(Box annotation data)
☆ ☆ ☆ ☆ ☆

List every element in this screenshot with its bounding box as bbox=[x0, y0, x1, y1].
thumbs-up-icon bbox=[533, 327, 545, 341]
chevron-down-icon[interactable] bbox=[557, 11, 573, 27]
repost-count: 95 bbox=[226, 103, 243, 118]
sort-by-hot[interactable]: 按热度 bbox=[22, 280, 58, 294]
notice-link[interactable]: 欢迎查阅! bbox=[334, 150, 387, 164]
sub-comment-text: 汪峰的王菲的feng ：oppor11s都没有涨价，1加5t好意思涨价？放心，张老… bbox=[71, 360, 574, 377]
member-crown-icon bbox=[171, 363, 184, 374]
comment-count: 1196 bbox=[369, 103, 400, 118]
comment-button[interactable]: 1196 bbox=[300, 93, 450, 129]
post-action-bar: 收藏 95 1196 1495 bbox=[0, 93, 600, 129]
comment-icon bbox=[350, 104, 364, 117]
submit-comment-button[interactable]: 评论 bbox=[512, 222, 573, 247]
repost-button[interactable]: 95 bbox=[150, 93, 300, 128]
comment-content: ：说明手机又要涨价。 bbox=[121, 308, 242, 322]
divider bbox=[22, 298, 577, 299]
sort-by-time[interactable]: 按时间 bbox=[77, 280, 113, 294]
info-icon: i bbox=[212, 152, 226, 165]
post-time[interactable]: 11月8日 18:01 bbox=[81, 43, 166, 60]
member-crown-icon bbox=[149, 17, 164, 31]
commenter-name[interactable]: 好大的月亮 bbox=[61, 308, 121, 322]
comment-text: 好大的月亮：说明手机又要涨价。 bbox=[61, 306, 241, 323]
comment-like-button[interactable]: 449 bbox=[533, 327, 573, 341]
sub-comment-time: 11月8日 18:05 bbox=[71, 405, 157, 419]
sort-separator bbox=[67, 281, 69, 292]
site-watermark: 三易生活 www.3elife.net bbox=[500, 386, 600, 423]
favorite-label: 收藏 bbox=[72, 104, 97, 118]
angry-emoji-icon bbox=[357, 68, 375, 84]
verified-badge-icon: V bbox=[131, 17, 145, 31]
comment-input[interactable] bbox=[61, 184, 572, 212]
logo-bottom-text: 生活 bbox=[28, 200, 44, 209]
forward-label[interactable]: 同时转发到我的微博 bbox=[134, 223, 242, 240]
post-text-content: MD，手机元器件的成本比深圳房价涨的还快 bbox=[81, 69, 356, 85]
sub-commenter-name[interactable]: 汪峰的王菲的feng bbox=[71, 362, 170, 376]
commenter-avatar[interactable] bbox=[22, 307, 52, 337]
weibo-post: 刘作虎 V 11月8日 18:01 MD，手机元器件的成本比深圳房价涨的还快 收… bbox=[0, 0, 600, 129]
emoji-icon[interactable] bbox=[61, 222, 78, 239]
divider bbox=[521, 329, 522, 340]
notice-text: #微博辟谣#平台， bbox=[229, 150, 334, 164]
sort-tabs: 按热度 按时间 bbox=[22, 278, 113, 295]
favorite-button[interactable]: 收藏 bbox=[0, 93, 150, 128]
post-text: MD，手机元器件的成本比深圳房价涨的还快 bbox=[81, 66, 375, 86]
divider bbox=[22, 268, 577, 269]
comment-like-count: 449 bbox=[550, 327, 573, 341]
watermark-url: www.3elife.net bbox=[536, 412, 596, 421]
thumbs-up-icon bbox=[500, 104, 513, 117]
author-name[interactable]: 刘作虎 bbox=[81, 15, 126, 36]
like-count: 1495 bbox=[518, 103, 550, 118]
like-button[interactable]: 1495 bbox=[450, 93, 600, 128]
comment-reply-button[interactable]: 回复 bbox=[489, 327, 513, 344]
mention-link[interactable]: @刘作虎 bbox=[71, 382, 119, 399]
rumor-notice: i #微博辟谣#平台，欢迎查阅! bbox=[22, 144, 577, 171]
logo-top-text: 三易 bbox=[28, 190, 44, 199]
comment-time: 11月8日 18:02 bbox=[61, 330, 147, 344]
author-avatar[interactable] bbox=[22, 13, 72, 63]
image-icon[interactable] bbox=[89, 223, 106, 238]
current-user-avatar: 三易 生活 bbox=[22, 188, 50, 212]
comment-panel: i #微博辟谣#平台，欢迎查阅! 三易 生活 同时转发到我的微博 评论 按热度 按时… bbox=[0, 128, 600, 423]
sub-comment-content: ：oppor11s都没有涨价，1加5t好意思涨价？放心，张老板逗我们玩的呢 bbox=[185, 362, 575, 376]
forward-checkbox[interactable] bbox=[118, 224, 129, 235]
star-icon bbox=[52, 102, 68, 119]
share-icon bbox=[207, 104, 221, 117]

☆ ☆ ☆ ☆ ☆

◆ EXERCISE:
Throughout the rows above, rename "divider" to "separator-line" and leave everything else unchanged.

◆ RESPONSE TO THE TASK:
List every element in this screenshot with its bounding box as bbox=[x0, y0, x1, y1].
thumbs-up-icon bbox=[533, 327, 545, 341]
chevron-down-icon[interactable] bbox=[557, 11, 573, 27]
repost-count: 95 bbox=[226, 103, 243, 118]
sort-by-hot[interactable]: 按热度 bbox=[22, 280, 58, 294]
notice-link[interactable]: 欢迎查阅! bbox=[334, 150, 387, 164]
sub-comment-text: 汪峰的王菲的feng ：oppor11s都没有涨价，1加5t好意思涨价？放心，张老… bbox=[71, 360, 574, 377]
member-crown-icon bbox=[171, 363, 184, 374]
comment-count: 1196 bbox=[369, 103, 400, 118]
comment-button[interactable]: 1196 bbox=[300, 93, 450, 129]
post-action-bar: 收藏 95 1196 1495 bbox=[0, 93, 600, 129]
comment-icon bbox=[350, 104, 364, 117]
submit-comment-button[interactable]: 评论 bbox=[512, 222, 573, 247]
repost-button[interactable]: 95 bbox=[150, 93, 300, 128]
comment-content: ：说明手机又要涨价。 bbox=[121, 308, 242, 322]
separator-line bbox=[22, 298, 577, 299]
sort-by-time[interactable]: 按时间 bbox=[77, 280, 113, 294]
info-icon: i bbox=[212, 152, 226, 165]
post-time[interactable]: 11月8日 18:01 bbox=[81, 43, 166, 60]
member-crown-icon bbox=[149, 17, 164, 31]
commenter-name[interactable]: 好大的月亮 bbox=[61, 308, 121, 322]
comment-text: 好大的月亮：说明手机又要涨价。 bbox=[61, 306, 241, 323]
comment-like-button[interactable]: 449 bbox=[533, 327, 573, 341]
sub-comment-time: 11月8日 18:05 bbox=[71, 405, 157, 419]
sort-separator bbox=[67, 281, 69, 292]
site-watermark: 三易生活 www.3elife.net bbox=[500, 386, 600, 423]
favorite-label: 收藏 bbox=[72, 104, 97, 118]
angry-emoji-icon bbox=[357, 68, 375, 84]
verified-badge-icon: V bbox=[131, 17, 145, 31]
comment-input[interactable] bbox=[61, 184, 572, 212]
logo-bottom-text: 生活 bbox=[28, 200, 44, 209]
forward-label[interactable]: 同时转发到我的微博 bbox=[134, 223, 242, 240]
post-text-content: MD，手机元器件的成本比深圳房价涨的还快 bbox=[81, 69, 356, 85]
sub-commenter-name[interactable]: 汪峰的王菲的feng bbox=[71, 362, 170, 376]
commenter-avatar[interactable] bbox=[22, 307, 52, 337]
weibo-post: 刘作虎 V 11月8日 18:01 MD，手机元器件的成本比深圳房价涨的还快 收… bbox=[0, 0, 600, 129]
emoji-icon[interactable] bbox=[61, 222, 78, 239]
separator-line bbox=[521, 329, 522, 340]
notice-text: #微博辟谣#平台， bbox=[229, 150, 334, 164]
sort-tabs: 按热度 按时间 bbox=[22, 278, 113, 295]
favorite-button[interactable]: 收藏 bbox=[0, 93, 150, 128]
post-text: MD，手机元器件的成本比深圳房价涨的还快 bbox=[81, 66, 375, 86]
separator-line bbox=[22, 268, 577, 269]
comment-like-count: 449 bbox=[550, 327, 573, 341]
watermark-url: www.3elife.net bbox=[536, 412, 596, 421]
thumbs-up-icon bbox=[500, 104, 513, 117]
author-name[interactable]: 刘作虎 bbox=[81, 15, 126, 36]
like-count: 1495 bbox=[518, 103, 550, 118]
like-button[interactable]: 1495 bbox=[450, 93, 600, 128]
comment-reply-button[interactable]: 回复 bbox=[489, 327, 513, 344]
mention-link[interactable]: @刘作虎 bbox=[71, 382, 119, 399]
rumor-notice: i #微博辟谣#平台，欢迎查阅! bbox=[22, 144, 577, 171]
logo-top-text: 三易 bbox=[28, 190, 44, 199]
comment-time: 11月8日 18:02 bbox=[61, 330, 147, 344]
author-avatar[interactable] bbox=[22, 13, 72, 63]
image-icon[interactable] bbox=[89, 223, 106, 238]
current-user-avatar: 三易 生活 bbox=[22, 188, 50, 212]
comment-panel: i #微博辟谣#平台，欢迎查阅! 三易 生活 同时转发到我的微博 评论 按热度 按时… bbox=[0, 128, 600, 423]
sub-comment-content: ：oppor11s都没有涨价，1加5t好意思涨价？放心，张老板逗我们玩的呢 bbox=[185, 362, 575, 376]
forward-checkbox[interactable] bbox=[118, 224, 129, 235]
star-icon bbox=[52, 102, 68, 119]
share-icon bbox=[207, 104, 221, 117]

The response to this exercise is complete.